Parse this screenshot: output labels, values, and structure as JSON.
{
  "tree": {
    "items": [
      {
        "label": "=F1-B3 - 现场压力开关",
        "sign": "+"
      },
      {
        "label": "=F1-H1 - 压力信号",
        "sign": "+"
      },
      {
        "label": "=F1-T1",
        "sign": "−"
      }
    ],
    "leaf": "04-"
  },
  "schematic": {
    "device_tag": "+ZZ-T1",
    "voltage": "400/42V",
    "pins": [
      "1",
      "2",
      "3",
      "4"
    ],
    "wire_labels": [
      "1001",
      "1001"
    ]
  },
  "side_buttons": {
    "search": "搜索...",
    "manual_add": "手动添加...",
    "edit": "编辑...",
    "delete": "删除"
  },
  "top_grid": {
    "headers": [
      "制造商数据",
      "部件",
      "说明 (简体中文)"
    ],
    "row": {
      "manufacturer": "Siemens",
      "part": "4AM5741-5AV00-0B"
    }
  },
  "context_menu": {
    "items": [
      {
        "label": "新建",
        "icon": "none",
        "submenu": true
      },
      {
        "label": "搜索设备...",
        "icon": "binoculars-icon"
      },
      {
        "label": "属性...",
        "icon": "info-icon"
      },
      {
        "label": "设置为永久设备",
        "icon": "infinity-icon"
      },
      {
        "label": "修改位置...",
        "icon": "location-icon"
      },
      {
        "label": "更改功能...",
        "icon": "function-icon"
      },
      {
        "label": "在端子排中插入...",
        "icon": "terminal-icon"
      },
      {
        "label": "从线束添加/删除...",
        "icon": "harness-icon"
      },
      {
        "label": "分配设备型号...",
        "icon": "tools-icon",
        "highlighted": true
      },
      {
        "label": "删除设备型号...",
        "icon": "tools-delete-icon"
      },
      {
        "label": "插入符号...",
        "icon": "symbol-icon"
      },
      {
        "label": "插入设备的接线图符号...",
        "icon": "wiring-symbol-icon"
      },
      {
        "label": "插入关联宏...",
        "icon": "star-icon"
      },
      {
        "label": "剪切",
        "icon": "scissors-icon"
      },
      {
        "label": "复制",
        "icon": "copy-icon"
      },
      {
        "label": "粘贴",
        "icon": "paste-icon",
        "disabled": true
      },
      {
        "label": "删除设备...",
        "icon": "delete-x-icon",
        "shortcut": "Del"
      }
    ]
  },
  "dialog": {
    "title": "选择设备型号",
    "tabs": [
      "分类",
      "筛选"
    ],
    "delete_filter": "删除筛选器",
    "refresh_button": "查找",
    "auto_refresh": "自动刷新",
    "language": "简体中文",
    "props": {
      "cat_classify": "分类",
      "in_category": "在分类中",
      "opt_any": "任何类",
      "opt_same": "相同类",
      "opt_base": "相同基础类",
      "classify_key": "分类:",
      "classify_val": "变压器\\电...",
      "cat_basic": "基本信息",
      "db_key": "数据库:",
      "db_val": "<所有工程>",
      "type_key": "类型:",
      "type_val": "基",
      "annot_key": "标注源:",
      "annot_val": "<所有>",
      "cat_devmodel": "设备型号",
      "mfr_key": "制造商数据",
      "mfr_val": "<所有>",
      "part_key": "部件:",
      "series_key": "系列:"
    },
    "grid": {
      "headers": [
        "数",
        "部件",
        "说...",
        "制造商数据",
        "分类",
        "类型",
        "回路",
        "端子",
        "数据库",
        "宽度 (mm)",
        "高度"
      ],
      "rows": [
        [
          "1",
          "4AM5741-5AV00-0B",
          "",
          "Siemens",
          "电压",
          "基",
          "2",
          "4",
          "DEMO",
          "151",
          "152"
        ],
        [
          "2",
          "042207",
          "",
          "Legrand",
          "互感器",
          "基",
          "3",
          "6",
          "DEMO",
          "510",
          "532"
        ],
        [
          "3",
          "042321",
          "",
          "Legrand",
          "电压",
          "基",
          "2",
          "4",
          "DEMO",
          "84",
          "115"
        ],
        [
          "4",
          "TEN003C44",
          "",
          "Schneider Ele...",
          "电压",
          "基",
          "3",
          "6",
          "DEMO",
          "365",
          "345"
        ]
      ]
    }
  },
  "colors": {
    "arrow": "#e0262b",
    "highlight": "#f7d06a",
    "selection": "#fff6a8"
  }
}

● ● ●

Set exercise —
Which lines contain the word "true"? Copy each of them.

Task output —
        "submenu": true
        "highlighted": true
        "disabled": true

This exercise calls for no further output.